> [Do this]:
The records below hold pictures; please leave those out and retype the rest exactly.

> [Material supplied]:
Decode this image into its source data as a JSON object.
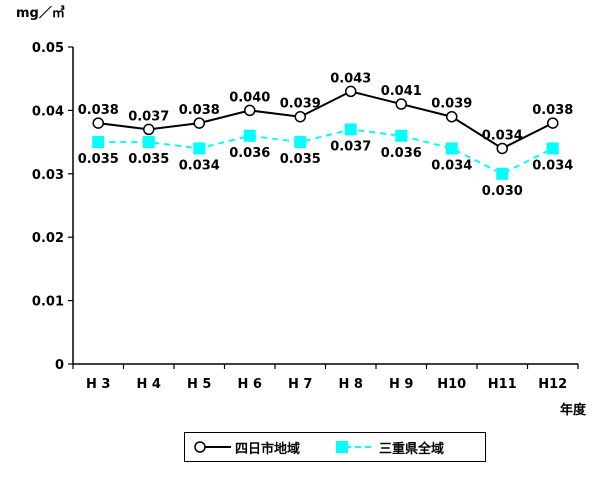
{
  "chart_data": {
    "type": "line",
    "unit": "mg／㎥",
    "xlabel": "年度",
    "categories": [
      "H 3",
      "H 4",
      "H 5",
      "H 6",
      "H 7",
      "H 8",
      "H 9",
      "H10",
      "H11",
      "H12"
    ],
    "ylim": [
      0,
      0.05
    ],
    "yticks": [
      "0",
      "0.01",
      "0.02",
      "0.03",
      "0.04",
      "0.05"
    ],
    "ytick_values": [
      0,
      0.01,
      0.02,
      0.03,
      0.04,
      0.05
    ],
    "grid": false,
    "legend_position": "bottom-center",
    "series": [
      {
        "name": "四日市地域",
        "values": [
          0.038,
          0.037,
          0.038,
          0.04,
          0.039,
          0.043,
          0.041,
          0.039,
          0.034,
          0.038
        ],
        "labels": [
          "0.038",
          "0.037",
          "0.038",
          "0.040",
          "0.039",
          "0.043",
          "0.041",
          "0.039",
          "0.034",
          "0.038"
        ],
        "color": "#000000",
        "marker": "open-circle",
        "line": "solid",
        "label_position": "above"
      },
      {
        "name": "三重県全域",
        "values": [
          0.035,
          0.035,
          0.034,
          0.036,
          0.035,
          0.037,
          0.036,
          0.034,
          0.03,
          0.034
        ],
        "labels": [
          "0.035",
          "0.035",
          "0.034",
          "0.036",
          "0.035",
          "0.037",
          "0.036",
          "0.034",
          "0.030",
          "0.034"
        ],
        "color": "#00ffff",
        "marker": "filled-square",
        "line": "dashed",
        "label_position": "below"
      }
    ]
  }
}
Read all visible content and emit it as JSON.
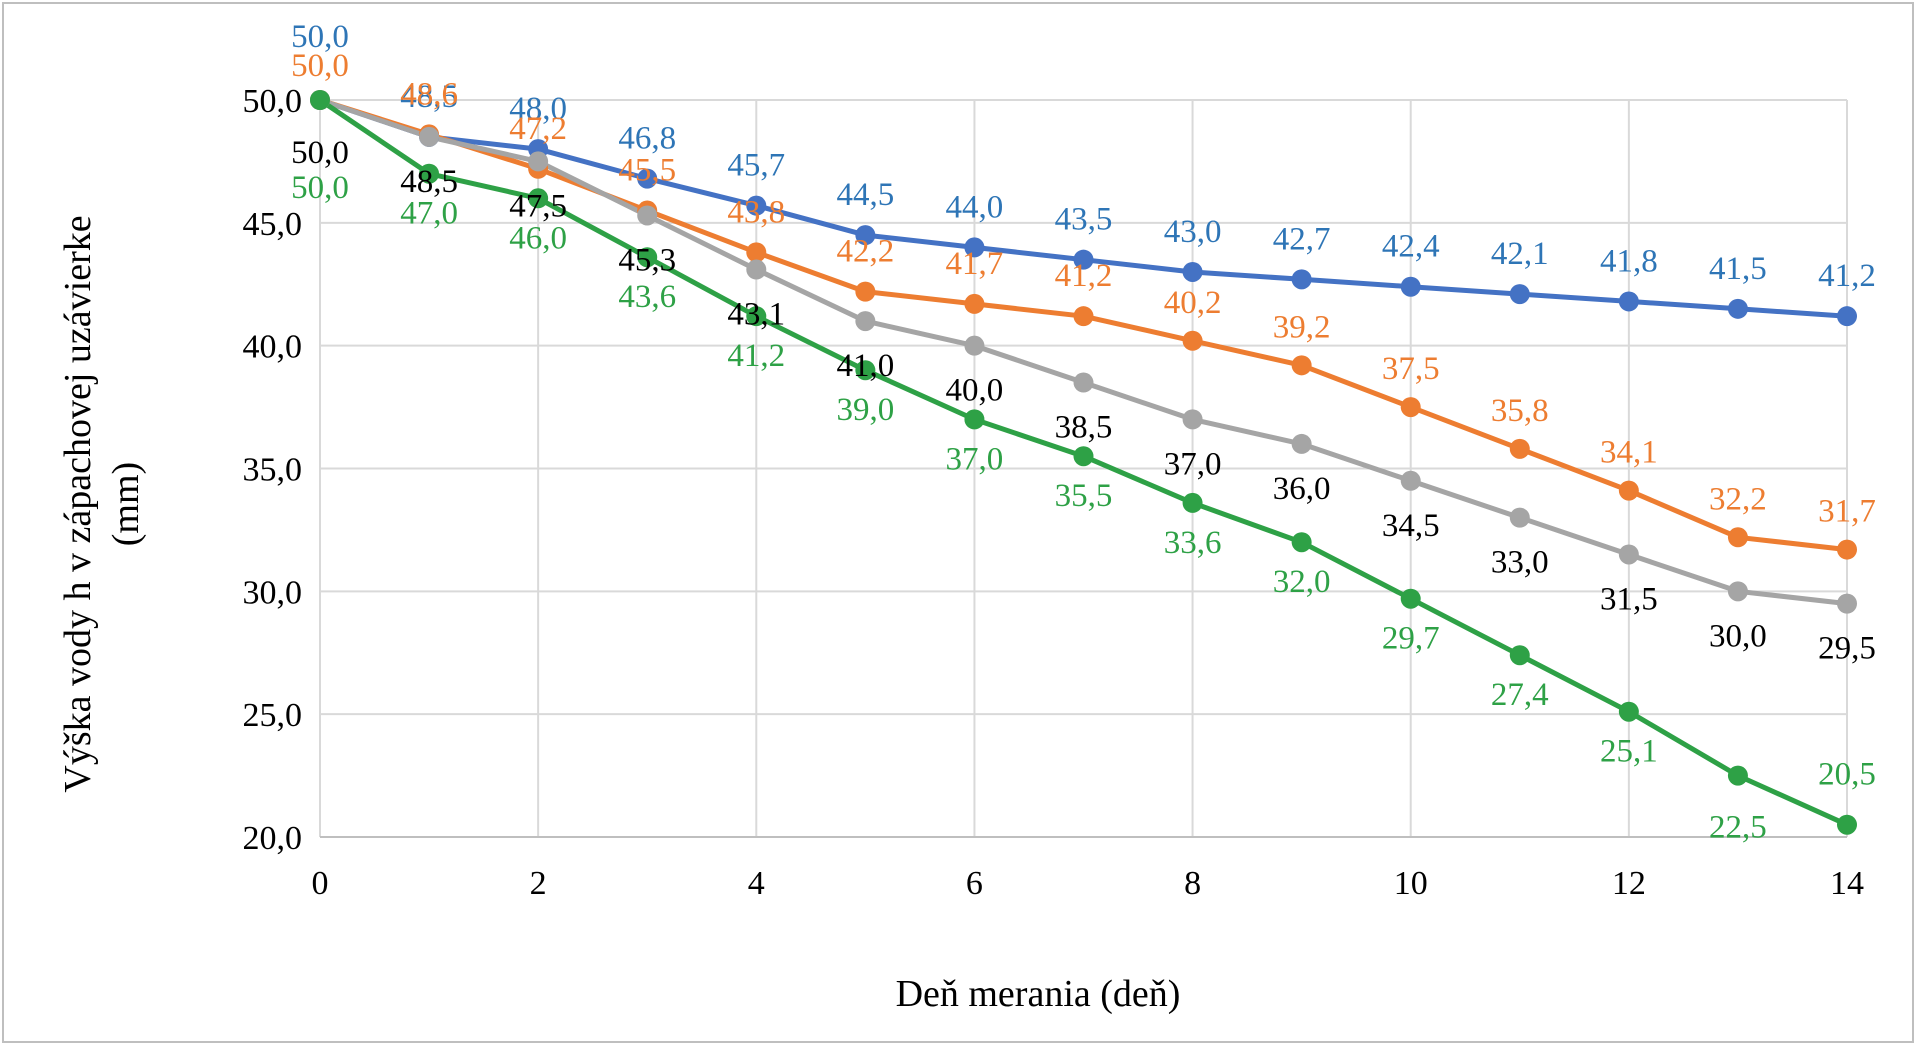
{
  "chart_data": {
    "type": "line",
    "title": "",
    "xlabel": "Deň merania (deň)",
    "ylabel_line1": "Výška vody h v zápachovej uzávierke",
    "ylabel_line2": "(mm)",
    "xlim": [
      0,
      14
    ],
    "ylim": [
      20,
      50
    ],
    "x_ticks": [
      "0",
      "2",
      "4",
      "6",
      "8",
      "10",
      "12",
      "14"
    ],
    "y_ticks": [
      "20,0",
      "25,0",
      "30,0",
      "35,0",
      "40,0",
      "45,0",
      "50,0"
    ],
    "grid": true,
    "legend": "none",
    "x": [
      0,
      1,
      2,
      3,
      4,
      5,
      6,
      7,
      8,
      9,
      10,
      11,
      12,
      13,
      14
    ],
    "series": [
      {
        "color": "#4472c4",
        "label_color": "#2e75b6",
        "values": [
          50.0,
          48.5,
          48.0,
          46.8,
          45.7,
          44.5,
          44.0,
          43.5,
          43.0,
          42.7,
          42.4,
          42.1,
          41.8,
          41.5,
          41.2
        ],
        "labels": [
          "50,0",
          "48,5",
          "48,0",
          "46,8",
          "45,7",
          "44,5",
          "44,0",
          "43,5",
          "43,0",
          "42,7",
          "42,4",
          "42,1",
          "41,8",
          "41,5",
          "41,2"
        ]
      },
      {
        "color": "#ed7d31",
        "label_color": "#ed7d31",
        "values": [
          50.0,
          48.6,
          47.2,
          45.5,
          43.8,
          42.2,
          41.7,
          41.2,
          40.2,
          39.2,
          37.5,
          35.8,
          34.1,
          32.2,
          31.7
        ],
        "labels": [
          "50,0",
          "48,6",
          "47,2",
          "45,5",
          "43,8",
          "42,2",
          "41,7",
          "41,2",
          "40,2",
          "39,2",
          "37,5",
          "35,8",
          "34,1",
          "32,2",
          "31,7"
        ]
      },
      {
        "color": "#a5a5a5",
        "label_color": "#000000",
        "values": [
          50.0,
          48.5,
          47.5,
          45.3,
          43.1,
          41.0,
          40.0,
          38.5,
          37.0,
          36.0,
          34.5,
          33.0,
          31.5,
          30.0,
          29.5
        ],
        "labels": [
          "50,0",
          "48,5",
          "47,5",
          "45,3",
          "43,1",
          "41,0",
          "40,0",
          "38,5",
          "37,0",
          "36,0",
          "34,5",
          "33,0",
          "31,5",
          "30,0",
          "29,5"
        ]
      },
      {
        "color": "#2ea146",
        "label_color": "#2ea146",
        "values": [
          50.0,
          47.0,
          46.0,
          43.6,
          41.2,
          39.0,
          37.0,
          35.5,
          33.6,
          32.0,
          29.7,
          27.4,
          25.1,
          22.5,
          20.5
        ],
        "labels": [
          "50,0",
          "47,0",
          "46,0",
          "43,6",
          "41,2",
          "39,0",
          "37,0",
          "35,5",
          "33,6",
          "32,0",
          "29,7",
          "27,4",
          "25,1",
          "22,5",
          "20,5"
        ]
      }
    ]
  }
}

> [Complete output]:
Decode this image into its source data as a JSON object.
{
  "chart_data": {
    "type": "line",
    "unit": "mg／㎥",
    "xlabel": "年度",
    "categories": [
      "H 3",
      "H 4",
      "H 5",
      "H 6",
      "H 7",
      "H 8",
      "H 9",
      "H10",
      "H11",
      "H12"
    ],
    "ylim": [
      0,
      0.05
    ],
    "yticks": [
      "0",
      "0.01",
      "0.02",
      "0.03",
      "0.04",
      "0.05"
    ],
    "ytick_values": [
      0,
      0.01,
      0.02,
      0.03,
      0.04,
      0.05
    ],
    "grid": false,
    "legend_position": "bottom-center",
    "series": [
      {
        "name": "四日市地域",
        "values": [
          0.038,
          0.037,
          0.038,
          0.04,
          0.039,
          0.043,
          0.041,
          0.039,
          0.034,
          0.038
        ],
        "labels": [
          "0.038",
          "0.037",
          "0.038",
          "0.040",
          "0.039",
          "0.043",
          "0.041",
          "0.039",
          "0.034",
          "0.038"
        ],
        "color": "#000000",
        "marker": "open-circle",
        "line": "solid",
        "label_position": "above"
      },
      {
        "name": "三重県全域",
        "values": [
          0.035,
          0.035,
          0.034,
          0.036,
          0.035,
          0.037,
          0.036,
          0.034,
          0.03,
          0.034
        ],
        "labels": [
          "0.035",
          "0.035",
          "0.034",
          "0.036",
          "0.035",
          "0.037",
          "0.036",
          "0.034",
          "0.030",
          "0.034"
        ],
        "color": "#00ffff",
        "marker": "filled-square",
        "line": "dashed",
        "label_position": "below"
      }
    ]
  }
}
Read all visible content and emit it as JSON.
{
  "chart_data": {
    "type": "line",
    "title": "",
    "xlabel": "Deň merania (deň)",
    "ylabel_line1": "Výška vody h v zápachovej uzávierke",
    "ylabel_line2": "(mm)",
    "xlim": [
      0,
      14
    ],
    "ylim": [
      20,
      50
    ],
    "x_ticks": [
      "0",
      "2",
      "4",
      "6",
      "8",
      "10",
      "12",
      "14"
    ],
    "y_ticks": [
      "20,0",
      "25,0",
      "30,0",
      "35,0",
      "40,0",
      "45,0",
      "50,0"
    ],
    "grid": true,
    "legend": "none",
    "x": [
      0,
      1,
      2,
      3,
      4,
      5,
      6,
      7,
      8,
      9,
      10,
      11,
      12,
      13,
      14
    ],
    "series": [
      {
        "color": "#4472c4",
        "label_color": "#2e75b6",
        "values": [
          50.0,
          48.5,
          48.0,
          46.8,
          45.7,
          44.5,
          44.0,
          43.5,
          43.0,
          42.7,
          42.4,
          42.1,
          41.8,
          41.5,
          41.2
        ],
        "labels": [
          "50,0",
          "48,5",
          "48,0",
          "46,8",
          "45,7",
          "44,5",
          "44,0",
          "43,5",
          "43,0",
          "42,7",
          "42,4",
          "42,1",
          "41,8",
          "41,5",
          "41,2"
        ]
      },
      {
        "color": "#ed7d31",
        "label_color": "#ed7d31",
        "values": [
          50.0,
          48.6,
          47.2,
          45.5,
          43.8,
          42.2,
          41.7,
          41.2,
          40.2,
          39.2,
          37.5,
          35.8,
          34.1,
          32.2,
          31.7
        ],
        "labels": [
          "50,0",
          "48,6",
          "47,2",
          "45,5",
          "43,8",
          "42,2",
          "41,7",
          "41,2",
          "40,2",
          "39,2",
          "37,5",
          "35,8",
          "34,1",
          "32,2",
          "31,7"
        ]
      },
      {
        "color": "#a5a5a5",
        "label_color": "#000000",
        "values": [
          50.0,
          48.5,
          47.5,
          45.3,
          43.1,
          41.0,
          40.0,
          38.5,
          37.0,
          36.0,
          34.5,
          33.0,
          31.5,
          30.0,
          29.5
        ],
        "labels": [
          "50,0",
          "48,5",
          "47,5",
          "45,3",
          "43,1",
          "41,0",
          "40,0",
          "38,5",
          "37,0",
          "36,0",
          "34,5",
          "33,0",
          "31,5",
          "30,0",
          "29,5"
        ]
      },
      {
        "color": "#2ea146",
        "label_color": "#2ea146",
        "values": [
          50.0,
          47.0,
          46.0,
          43.6,
          41.2,
          39.0,
          37.0,
          35.5,
          33.6,
          32.0,
          29.7,
          27.4,
          25.1,
          22.5,
          20.5
        ],
        "labels": [
          "50,0",
          "47,0",
          "46,0",
          "43,6",
          "41,2",
          "39,0",
          "37,0",
          "35,5",
          "33,6",
          "32,0",
          "29,7",
          "27,4",
          "25,1",
          "22,5",
          "20,5"
        ]
      }
    ]
  }
}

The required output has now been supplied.